Input:

_____

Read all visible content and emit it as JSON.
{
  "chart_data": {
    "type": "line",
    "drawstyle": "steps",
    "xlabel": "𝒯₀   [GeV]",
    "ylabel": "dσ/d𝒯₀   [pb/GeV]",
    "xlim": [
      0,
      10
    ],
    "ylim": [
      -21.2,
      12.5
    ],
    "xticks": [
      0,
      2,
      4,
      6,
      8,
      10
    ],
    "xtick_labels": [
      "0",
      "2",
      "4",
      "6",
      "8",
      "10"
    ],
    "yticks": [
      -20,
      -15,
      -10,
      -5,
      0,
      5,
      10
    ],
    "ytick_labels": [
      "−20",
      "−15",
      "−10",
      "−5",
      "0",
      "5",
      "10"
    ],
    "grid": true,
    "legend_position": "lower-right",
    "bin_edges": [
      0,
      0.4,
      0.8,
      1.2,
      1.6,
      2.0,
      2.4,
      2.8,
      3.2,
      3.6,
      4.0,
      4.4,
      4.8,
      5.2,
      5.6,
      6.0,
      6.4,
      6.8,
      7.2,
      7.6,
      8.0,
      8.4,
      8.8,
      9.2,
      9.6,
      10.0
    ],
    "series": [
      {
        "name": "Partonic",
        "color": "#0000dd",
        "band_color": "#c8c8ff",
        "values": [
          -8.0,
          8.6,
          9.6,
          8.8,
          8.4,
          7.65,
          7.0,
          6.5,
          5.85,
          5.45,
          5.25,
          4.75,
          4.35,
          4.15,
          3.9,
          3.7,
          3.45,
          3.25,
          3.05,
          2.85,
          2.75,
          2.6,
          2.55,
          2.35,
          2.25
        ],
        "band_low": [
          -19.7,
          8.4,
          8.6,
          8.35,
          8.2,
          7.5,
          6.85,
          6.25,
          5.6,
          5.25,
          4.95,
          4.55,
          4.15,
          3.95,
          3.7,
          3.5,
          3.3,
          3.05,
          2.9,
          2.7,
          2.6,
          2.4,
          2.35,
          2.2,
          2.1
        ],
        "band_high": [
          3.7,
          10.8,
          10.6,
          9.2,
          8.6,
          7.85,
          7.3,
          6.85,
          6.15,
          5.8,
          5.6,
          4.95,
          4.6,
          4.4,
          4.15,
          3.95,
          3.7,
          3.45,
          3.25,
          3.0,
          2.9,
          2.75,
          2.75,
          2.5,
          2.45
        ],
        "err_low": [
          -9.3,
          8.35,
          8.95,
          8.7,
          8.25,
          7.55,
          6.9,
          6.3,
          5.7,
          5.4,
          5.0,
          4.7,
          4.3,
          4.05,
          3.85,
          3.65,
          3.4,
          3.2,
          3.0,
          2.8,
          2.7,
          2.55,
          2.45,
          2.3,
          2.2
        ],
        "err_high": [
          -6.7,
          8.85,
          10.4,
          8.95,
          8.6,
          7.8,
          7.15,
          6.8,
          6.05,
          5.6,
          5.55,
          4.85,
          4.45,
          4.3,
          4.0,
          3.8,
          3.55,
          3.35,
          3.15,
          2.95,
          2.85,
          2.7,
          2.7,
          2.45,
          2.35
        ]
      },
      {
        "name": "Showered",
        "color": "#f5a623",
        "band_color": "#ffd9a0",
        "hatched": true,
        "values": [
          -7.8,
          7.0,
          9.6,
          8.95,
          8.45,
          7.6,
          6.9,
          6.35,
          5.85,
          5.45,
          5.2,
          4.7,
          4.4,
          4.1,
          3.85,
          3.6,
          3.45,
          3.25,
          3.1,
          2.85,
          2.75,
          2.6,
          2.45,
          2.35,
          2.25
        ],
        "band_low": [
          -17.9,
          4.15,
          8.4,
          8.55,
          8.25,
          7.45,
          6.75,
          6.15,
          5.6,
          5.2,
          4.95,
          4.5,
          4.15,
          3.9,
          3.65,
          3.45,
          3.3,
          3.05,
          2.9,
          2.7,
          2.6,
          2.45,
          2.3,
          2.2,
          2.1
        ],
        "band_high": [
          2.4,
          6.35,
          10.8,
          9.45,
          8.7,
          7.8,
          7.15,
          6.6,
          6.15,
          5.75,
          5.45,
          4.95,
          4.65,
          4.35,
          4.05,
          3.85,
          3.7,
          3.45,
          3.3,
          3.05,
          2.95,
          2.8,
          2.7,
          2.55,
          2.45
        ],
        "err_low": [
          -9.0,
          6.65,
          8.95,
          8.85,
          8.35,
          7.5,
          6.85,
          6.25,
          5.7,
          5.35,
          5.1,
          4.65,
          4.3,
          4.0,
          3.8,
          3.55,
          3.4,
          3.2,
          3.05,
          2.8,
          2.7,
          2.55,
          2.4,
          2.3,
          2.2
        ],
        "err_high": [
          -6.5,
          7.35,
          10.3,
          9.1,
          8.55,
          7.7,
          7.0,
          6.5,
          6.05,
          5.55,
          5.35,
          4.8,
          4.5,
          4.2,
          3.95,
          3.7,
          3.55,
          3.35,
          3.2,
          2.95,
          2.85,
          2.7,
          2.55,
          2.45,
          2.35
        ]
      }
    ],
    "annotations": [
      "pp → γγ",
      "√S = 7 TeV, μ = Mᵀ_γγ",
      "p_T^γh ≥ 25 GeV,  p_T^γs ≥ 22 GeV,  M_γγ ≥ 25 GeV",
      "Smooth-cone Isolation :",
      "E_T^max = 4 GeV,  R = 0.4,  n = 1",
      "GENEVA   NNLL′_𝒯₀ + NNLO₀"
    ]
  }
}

_____

Requirement: Reproduce all the records precisely.

Response to this exercise:
Read all visible content and emit it as JSON.
{
  "chart_data": {
    "type": "line",
    "drawstyle": "steps",
    "xlabel": "𝒯₀   [GeV]",
    "ylabel": "dσ/d𝒯₀   [pb/GeV]",
    "xlim": [
      0,
      10
    ],
    "ylim": [
      -21.2,
      12.5
    ],
    "xticks": [
      0,
      2,
      4,
      6,
      8,
      10
    ],
    "xtick_labels": [
      "0",
      "2",
      "4",
      "6",
      "8",
      "10"
    ],
    "yticks": [
      -20,
      -15,
      -10,
      -5,
      0,
      5,
      10
    ],
    "ytick_labels": [
      "−20",
      "−15",
      "−10",
      "−5",
      "0",
      "5",
      "10"
    ],
    "grid": true,
    "legend_position": "lower-right",
    "bin_edges": [
      0,
      0.4,
      0.8,
      1.2,
      1.6,
      2.0,
      2.4,
      2.8,
      3.2,
      3.6,
      4.0,
      4.4,
      4.8,
      5.2,
      5.6,
      6.0,
      6.4,
      6.8,
      7.2,
      7.6,
      8.0,
      8.4,
      8.8,
      9.2,
      9.6,
      10.0
    ],
    "series": [
      {
        "name": "Partonic",
        "color": "#0000dd",
        "band_color": "#c8c8ff",
        "values": [
          -8.0,
          8.6,
          9.6,
          8.8,
          8.4,
          7.65,
          7.0,
          6.5,
          5.85,
          5.45,
          5.25,
          4.75,
          4.35,
          4.15,
          3.9,
          3.7,
          3.45,
          3.25,
          3.05,
          2.85,
          2.75,
          2.6,
          2.55,
          2.35,
          2.25
        ],
        "band_low": [
          -19.7,
          8.4,
          8.6,
          8.35,
          8.2,
          7.5,
          6.85,
          6.25,
          5.6,
          5.25,
          4.95,
          4.55,
          4.15,
          3.95,
          3.7,
          3.5,
          3.3,
          3.05,
          2.9,
          2.7,
          2.6,
          2.4,
          2.35,
          2.2,
          2.1
        ],
        "band_high": [
          3.7,
          10.8,
          10.6,
          9.2,
          8.6,
          7.85,
          7.3,
          6.85,
          6.15,
          5.8,
          5.6,
          4.95,
          4.6,
          4.4,
          4.15,
          3.95,
          3.7,
          3.45,
          3.25,
          3.0,
          2.9,
          2.75,
          2.75,
          2.5,
          2.45
        ],
        "err_low": [
          -9.3,
          8.35,
          8.95,
          8.7,
          8.25,
          7.55,
          6.9,
          6.3,
          5.7,
          5.4,
          5.0,
          4.7,
          4.3,
          4.05,
          3.85,
          3.65,
          3.4,
          3.2,
          3.0,
          2.8,
          2.7,
          2.55,
          2.45,
          2.3,
          2.2
        ],
        "err_high": [
          -6.7,
          8.85,
          10.4,
          8.95,
          8.6,
          7.8,
          7.15,
          6.8,
          6.05,
          5.6,
          5.55,
          4.85,
          4.45,
          4.3,
          4.0,
          3.8,
          3.55,
          3.35,
          3.15,
          2.95,
          2.85,
          2.7,
          2.7,
          2.45,
          2.35
        ]
      },
      {
        "name": "Showered",
        "color": "#f5a623",
        "band_color": "#ffd9a0",
        "hatched": true,
        "values": [
          -7.8,
          7.0,
          9.6,
          8.95,
          8.45,
          7.6,
          6.9,
          6.35,
          5.85,
          5.45,
          5.2,
          4.7,
          4.4,
          4.1,
          3.85,
          3.6,
          3.45,
          3.25,
          3.1,
          2.85,
          2.75,
          2.6,
          2.45,
          2.35,
          2.25
        ],
        "band_low": [
          -17.9,
          4.15,
          8.4,
          8.55,
          8.25,
          7.45,
          6.75,
          6.15,
          5.6,
          5.2,
          4.95,
          4.5,
          4.15,
          3.9,
          3.65,
          3.45,
          3.3,
          3.05,
          2.9,
          2.7,
          2.6,
          2.45,
          2.3,
          2.2,
          2.1
        ],
        "band_high": [
          2.4,
          6.35,
          10.8,
          9.45,
          8.7,
          7.8,
          7.15,
          6.6,
          6.15,
          5.75,
          5.45,
          4.95,
          4.65,
          4.35,
          4.05,
          3.85,
          3.7,
          3.45,
          3.3,
          3.05,
          2.95,
          2.8,
          2.7,
          2.55,
          2.45
        ],
        "err_low": [
          -9.0,
          6.65,
          8.95,
          8.85,
          8.35,
          7.5,
          6.85,
          6.25,
          5.7,
          5.35,
          5.1,
          4.65,
          4.3,
          4.0,
          3.8,
          3.55,
          3.4,
          3.2,
          3.05,
          2.8,
          2.7,
          2.55,
          2.4,
          2.3,
          2.2
        ],
        "err_high": [
          -6.5,
          7.35,
          10.3,
          9.1,
          8.55,
          7.7,
          7.0,
          6.5,
          6.05,
          5.55,
          5.35,
          4.8,
          4.5,
          4.2,
          3.95,
          3.7,
          3.55,
          3.35,
          3.2,
          2.95,
          2.85,
          2.7,
          2.55,
          2.45,
          2.35
        ]
      }
    ],
    "annotations": [
      "pp → γγ",
      "√S = 7 TeV, μ = Mᵀ_γγ",
      "p_T^γh ≥ 25 GeV,  p_T^γs ≥ 22 GeV,  M_γγ ≥ 25 GeV",
      "Smooth-cone Isolation :",
      "E_T^max = 4 GeV,  R = 0.4,  n = 1",
      "GENEVA   NNLL′_𝒯₀ + NNLO₀"
    ]
  }
}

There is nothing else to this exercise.